Facing nothing but delays in shipping, the future of my rescued bees was not looking good last night.  Finally, I made some calls to area beekeeping associations and no one seemed to have any bees they could offer.  Finally, someone suggested I try Dr. Thompson in Joplin, MO.  I put a call in to him this morning and left a message.  He returned my call, listened to my plight with the rescue bees and offered to provide a queen and five frames of brood, eggs and bees.  Just exactly what I and the bees needed!!

My wife, Joan and her sister, Michele, took a ride with me to Joplin.  About a 30 minute drive to Dr. Thompson’s bee yard.  I took a five frame nuc box with me and he fixed me up with five frames of bees, brood, eggs and a nice Carniolan queen.  We quickly returned home with the bees riding in the trunk of Joan’s car, safely tucked away in the nuc box.  I opened the rescue hive and found that I still had about two pounds of healthy bees and they were consuming sugar syrup.  I sprayed both groups of bees with a mix of sugar syrup, Spearmint oil and Lemon Grass oil.  The combination covers all scents, so the bees cannot communicate, nor can they recognize a new queen nor other bees being introduced to the colony.  This method seems to work well and I don’t need to use smoke to calm the bees.  In went the five frames from Dr. Thompson, along with five frames of new beeswax foundation.  They have their new home.

Within a half an hour, the entire new colony were calmed down, consuming sugar syrup and making orientation flights….sort of like “rebooting their GPS system.”Soon it will be dark and all the bees will be busily working inside the hive and at first sun, the foraging will begin anew.  One fine colony of bees, working together for the common good of the hive.  Morale will be normal with a strong queen scent to encourage their work.  The queen will be laying eggs…with this much food available…something around 1,200 eggs each day and the colony will very quickly grow stronger and stronger.
○ ○ ○ ○
§ **TASK ITEM**
Write out the bee passage in full, word for word. Work from the bee passage alone.

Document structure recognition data
○ ○ ○ ○
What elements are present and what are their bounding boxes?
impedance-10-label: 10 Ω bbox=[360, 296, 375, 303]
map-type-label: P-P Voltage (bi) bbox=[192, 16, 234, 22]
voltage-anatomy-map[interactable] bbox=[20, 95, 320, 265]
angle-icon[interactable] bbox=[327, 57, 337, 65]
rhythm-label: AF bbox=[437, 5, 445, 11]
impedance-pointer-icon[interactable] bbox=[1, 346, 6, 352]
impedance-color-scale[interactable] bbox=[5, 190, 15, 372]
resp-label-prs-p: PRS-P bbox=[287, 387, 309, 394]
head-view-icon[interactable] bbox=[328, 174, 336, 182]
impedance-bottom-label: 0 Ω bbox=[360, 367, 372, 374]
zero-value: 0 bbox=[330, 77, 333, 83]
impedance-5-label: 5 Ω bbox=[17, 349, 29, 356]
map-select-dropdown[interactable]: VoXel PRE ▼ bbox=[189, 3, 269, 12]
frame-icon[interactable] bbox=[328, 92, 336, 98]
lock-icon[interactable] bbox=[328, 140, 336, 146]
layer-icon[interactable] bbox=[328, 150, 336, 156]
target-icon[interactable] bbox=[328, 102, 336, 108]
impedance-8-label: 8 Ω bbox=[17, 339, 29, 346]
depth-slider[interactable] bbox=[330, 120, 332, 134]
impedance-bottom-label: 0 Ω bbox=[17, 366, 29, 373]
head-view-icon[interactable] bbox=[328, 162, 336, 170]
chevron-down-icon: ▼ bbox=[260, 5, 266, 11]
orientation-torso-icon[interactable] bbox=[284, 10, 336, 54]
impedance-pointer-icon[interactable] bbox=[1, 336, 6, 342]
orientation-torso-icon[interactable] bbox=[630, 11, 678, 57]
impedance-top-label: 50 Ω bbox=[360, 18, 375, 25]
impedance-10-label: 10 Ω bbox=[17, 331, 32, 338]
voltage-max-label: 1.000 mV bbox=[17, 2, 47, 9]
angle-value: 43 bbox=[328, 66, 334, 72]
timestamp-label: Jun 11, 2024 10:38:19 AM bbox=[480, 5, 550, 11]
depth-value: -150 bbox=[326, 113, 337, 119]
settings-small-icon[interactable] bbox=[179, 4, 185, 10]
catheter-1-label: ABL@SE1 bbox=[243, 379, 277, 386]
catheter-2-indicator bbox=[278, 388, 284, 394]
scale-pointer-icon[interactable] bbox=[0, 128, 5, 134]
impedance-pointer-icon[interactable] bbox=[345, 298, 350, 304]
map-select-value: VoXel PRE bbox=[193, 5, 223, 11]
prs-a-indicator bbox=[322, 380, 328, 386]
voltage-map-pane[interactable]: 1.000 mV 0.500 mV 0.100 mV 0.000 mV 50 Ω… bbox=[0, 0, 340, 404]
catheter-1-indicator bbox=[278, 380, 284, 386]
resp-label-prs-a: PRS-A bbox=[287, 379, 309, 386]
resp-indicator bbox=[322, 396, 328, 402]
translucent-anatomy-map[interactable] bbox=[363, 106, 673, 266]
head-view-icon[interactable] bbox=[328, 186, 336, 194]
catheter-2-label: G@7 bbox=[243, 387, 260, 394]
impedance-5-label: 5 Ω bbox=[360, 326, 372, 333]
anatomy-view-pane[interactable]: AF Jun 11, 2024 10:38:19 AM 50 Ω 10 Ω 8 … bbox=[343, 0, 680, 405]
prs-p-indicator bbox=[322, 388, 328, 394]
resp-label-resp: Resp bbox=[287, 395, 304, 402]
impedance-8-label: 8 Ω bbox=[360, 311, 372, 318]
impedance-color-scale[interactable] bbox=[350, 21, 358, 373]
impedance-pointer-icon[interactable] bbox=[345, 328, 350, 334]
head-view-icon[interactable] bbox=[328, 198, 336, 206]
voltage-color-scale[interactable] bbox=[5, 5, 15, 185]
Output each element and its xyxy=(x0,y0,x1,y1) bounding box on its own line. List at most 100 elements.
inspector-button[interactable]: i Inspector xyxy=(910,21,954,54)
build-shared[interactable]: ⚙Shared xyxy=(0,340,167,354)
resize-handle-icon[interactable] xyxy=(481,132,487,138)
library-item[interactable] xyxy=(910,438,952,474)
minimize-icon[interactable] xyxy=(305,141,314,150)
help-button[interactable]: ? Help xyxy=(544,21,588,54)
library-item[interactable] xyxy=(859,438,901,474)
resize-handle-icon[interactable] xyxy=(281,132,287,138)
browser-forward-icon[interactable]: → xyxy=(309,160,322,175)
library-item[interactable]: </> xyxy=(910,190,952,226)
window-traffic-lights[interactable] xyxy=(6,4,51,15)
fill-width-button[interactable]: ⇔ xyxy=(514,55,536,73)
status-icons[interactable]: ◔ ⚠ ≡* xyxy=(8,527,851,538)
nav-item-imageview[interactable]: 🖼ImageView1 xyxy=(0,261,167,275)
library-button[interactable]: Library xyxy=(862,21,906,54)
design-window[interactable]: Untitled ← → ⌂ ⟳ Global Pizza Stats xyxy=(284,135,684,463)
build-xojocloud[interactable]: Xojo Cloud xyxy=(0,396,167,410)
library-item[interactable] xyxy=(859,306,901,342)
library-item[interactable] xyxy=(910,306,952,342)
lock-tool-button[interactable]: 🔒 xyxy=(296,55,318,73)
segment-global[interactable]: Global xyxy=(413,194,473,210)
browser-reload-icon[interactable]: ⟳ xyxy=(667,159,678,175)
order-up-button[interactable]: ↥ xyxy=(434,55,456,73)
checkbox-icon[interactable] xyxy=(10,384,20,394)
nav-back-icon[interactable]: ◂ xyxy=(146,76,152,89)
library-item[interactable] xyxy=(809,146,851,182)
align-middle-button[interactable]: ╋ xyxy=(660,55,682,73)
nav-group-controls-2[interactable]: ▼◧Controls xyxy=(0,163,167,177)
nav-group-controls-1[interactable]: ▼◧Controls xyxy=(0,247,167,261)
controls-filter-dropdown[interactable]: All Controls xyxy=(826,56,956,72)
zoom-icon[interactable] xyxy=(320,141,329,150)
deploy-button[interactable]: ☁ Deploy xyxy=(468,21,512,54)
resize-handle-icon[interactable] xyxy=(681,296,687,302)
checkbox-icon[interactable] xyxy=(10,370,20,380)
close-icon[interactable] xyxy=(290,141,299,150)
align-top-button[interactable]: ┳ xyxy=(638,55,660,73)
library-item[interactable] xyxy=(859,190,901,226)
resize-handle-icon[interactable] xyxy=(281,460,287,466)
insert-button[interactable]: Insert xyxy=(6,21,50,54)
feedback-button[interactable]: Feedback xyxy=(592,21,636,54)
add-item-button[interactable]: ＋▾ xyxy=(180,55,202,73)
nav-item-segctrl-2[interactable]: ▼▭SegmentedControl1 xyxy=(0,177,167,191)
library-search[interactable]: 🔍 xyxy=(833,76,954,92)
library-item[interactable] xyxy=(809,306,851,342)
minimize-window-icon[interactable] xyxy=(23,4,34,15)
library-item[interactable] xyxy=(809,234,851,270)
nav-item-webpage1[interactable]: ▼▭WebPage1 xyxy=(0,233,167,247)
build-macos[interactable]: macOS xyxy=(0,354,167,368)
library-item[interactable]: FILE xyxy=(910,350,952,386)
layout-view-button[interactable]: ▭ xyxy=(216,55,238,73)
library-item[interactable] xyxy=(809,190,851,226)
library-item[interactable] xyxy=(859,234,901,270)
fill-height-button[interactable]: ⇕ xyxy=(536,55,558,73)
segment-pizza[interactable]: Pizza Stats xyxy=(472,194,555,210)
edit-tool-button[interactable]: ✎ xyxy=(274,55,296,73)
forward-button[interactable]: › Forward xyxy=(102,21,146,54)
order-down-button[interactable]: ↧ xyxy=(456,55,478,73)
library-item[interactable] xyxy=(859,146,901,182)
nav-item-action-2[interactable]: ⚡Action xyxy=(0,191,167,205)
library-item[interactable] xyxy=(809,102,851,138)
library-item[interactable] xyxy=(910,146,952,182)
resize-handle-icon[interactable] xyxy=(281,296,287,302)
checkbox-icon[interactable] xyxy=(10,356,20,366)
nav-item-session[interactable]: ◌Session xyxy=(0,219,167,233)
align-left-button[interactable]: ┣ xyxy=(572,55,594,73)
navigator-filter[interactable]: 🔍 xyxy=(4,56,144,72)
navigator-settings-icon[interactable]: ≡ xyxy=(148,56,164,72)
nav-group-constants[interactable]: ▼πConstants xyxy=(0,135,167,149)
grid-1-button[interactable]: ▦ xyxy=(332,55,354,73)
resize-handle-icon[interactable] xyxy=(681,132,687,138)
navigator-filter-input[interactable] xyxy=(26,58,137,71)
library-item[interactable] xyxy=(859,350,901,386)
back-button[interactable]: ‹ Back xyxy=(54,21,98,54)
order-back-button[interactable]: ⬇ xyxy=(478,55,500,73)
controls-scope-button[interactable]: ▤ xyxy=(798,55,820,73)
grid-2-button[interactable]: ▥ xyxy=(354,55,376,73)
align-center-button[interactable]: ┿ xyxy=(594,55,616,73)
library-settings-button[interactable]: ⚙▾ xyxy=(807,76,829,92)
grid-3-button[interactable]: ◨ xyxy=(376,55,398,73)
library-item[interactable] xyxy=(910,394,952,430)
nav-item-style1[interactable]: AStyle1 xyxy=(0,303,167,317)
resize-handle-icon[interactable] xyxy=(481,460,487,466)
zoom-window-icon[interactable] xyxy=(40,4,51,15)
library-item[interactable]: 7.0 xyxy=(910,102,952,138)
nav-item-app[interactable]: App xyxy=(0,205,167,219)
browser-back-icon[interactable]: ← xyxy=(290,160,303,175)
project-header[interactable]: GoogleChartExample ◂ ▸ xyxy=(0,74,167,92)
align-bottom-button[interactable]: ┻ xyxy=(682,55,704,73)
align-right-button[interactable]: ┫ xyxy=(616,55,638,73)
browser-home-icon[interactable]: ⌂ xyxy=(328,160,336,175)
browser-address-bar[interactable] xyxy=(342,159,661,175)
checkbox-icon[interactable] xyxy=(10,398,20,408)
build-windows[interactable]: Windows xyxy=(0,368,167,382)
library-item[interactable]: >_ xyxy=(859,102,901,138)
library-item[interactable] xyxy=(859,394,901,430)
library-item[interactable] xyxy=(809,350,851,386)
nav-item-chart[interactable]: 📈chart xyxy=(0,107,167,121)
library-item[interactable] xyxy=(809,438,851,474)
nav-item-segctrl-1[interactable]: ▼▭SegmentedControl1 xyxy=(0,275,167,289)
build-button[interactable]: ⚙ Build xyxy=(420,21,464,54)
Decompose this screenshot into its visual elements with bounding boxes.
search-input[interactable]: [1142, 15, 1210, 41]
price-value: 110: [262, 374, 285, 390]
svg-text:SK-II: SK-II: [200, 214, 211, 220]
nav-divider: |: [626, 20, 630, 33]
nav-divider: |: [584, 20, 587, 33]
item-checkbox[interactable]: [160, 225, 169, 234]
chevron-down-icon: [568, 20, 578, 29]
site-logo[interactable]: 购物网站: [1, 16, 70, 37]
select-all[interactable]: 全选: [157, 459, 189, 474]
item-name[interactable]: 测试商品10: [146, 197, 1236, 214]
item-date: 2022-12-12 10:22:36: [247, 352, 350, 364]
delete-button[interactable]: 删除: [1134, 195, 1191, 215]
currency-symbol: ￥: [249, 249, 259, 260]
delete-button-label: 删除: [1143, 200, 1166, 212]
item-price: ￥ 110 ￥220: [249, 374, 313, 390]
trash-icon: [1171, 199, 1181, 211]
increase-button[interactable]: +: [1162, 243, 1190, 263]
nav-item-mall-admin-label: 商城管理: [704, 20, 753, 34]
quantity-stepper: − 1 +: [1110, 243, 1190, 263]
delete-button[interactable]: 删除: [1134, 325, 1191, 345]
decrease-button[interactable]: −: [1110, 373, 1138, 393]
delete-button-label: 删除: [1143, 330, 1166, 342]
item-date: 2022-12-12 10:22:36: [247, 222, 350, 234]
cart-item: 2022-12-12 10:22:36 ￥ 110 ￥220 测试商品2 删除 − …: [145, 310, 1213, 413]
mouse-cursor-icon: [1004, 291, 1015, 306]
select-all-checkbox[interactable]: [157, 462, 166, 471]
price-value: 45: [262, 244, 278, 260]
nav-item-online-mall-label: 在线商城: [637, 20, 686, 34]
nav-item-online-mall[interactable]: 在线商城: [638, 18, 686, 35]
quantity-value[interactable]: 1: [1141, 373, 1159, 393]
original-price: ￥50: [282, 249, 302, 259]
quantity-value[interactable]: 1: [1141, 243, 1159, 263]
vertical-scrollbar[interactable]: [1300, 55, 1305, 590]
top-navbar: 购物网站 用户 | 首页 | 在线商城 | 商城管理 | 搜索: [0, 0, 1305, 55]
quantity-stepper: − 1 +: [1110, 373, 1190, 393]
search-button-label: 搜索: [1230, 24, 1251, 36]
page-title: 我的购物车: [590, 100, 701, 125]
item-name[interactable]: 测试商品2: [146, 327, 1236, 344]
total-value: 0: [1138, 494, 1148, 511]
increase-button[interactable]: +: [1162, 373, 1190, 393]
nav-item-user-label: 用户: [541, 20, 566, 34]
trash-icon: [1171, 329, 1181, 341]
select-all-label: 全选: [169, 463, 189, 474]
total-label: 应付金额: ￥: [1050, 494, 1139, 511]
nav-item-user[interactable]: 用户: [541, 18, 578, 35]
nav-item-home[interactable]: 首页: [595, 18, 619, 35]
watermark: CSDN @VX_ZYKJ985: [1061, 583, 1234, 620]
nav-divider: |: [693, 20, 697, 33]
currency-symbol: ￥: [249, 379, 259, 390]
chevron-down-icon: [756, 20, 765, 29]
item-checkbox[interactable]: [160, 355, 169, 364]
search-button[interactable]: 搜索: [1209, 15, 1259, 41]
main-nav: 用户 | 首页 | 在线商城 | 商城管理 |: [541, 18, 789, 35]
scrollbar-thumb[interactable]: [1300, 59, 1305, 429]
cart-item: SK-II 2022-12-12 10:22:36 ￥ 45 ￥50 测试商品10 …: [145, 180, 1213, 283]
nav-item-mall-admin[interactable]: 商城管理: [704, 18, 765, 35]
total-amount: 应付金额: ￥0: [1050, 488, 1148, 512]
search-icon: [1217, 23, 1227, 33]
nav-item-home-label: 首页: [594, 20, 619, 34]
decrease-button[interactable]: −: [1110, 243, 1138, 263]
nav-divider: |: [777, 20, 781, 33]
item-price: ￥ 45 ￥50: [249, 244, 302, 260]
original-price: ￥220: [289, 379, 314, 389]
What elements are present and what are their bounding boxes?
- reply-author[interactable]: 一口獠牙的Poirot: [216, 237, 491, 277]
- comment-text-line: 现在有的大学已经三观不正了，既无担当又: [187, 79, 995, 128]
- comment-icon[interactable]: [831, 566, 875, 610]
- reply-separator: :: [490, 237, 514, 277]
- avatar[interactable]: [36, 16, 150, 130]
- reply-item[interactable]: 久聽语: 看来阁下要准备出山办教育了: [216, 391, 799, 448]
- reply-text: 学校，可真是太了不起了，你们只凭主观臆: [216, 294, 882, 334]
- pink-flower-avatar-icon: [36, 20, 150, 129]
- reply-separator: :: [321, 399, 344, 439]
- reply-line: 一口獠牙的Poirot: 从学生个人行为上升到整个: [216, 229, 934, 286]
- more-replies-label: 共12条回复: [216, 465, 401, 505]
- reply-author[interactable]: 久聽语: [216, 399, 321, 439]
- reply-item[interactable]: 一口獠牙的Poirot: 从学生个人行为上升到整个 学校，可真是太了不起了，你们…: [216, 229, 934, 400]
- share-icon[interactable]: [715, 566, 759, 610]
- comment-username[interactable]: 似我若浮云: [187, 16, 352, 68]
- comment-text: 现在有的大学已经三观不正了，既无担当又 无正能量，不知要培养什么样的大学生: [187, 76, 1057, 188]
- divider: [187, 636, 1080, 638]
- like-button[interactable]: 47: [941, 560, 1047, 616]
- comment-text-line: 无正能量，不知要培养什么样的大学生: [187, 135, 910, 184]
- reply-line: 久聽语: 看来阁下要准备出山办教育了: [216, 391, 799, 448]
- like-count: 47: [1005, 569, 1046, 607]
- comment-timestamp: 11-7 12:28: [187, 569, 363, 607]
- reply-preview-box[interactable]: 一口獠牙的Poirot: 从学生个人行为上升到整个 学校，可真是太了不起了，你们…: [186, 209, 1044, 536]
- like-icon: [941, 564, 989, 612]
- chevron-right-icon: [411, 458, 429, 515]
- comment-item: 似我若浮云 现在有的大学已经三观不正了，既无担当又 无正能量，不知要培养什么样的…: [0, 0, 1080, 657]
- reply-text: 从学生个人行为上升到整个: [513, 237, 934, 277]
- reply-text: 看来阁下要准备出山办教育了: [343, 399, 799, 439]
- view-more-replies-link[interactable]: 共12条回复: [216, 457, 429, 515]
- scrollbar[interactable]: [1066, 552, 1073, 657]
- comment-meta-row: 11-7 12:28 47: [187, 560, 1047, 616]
○ ○ ○ ○
§ **YOUR SOLUTION**
Facing nothing but delays in shipping, the future of my rescued bees was not looking good last night.  Finally, I made some calls to area beekeeping associations and no one seemed to have any bees they could offer.  Finally, someone suggested I try Dr. Thompson in Joplin, MO.  I put a call in to him this morning and left a message.  He returned my call, listened to my plight with the rescue bees and offered to provide a queen and five frames of brood, eggs and bees.  Just exactly what I and the bees needed!!

My wife, Joan and her sister, Michele, took a ride with me to Joplin.  About a 30 minute drive to Dr. Thompson’s bee yard.  I took a five frame nuc box with me and he fixed me up with five frames of bees, brood, eggs and a nice Carniolan queen.  We quickly returned home with the bees riding in the trunk of Joan’s car, safely tucked away in the nuc box.  I opened the rescue hive and found that I still had about two pounds of healthy bees and they were consuming sugar syrup.  I sprayed both groups of bees with a mix of sugar syrup, Spearmint oil and Lemon Grass oil.  The combination covers all scents, so the bees cannot communicate, nor can they recognize a new queen nor other bees being introduced to the colony.  This method seems to work well and I don’t need to use smoke to calm the bees.  In went the five frames from Dr. Thompson, along with five frames of new beeswax foundation.  They have their new home.

Within a half an hour, the entire new colony were calmed down, consuming sugar syrup and making orientation flights….sort of like “rebooting their GPS system.”Soon it will be dark and all the bees will be busily working inside the hive and at first sun, the foraging will begin anew.  One fine colony of bees, working together for the common good of the hive.  Morale will be normal with a strong queen scent to encourage their work.  The queen will be laying eggs…with this much food available…something around 1,200 eggs each day and the colony will very quickly grow stronger and stronger.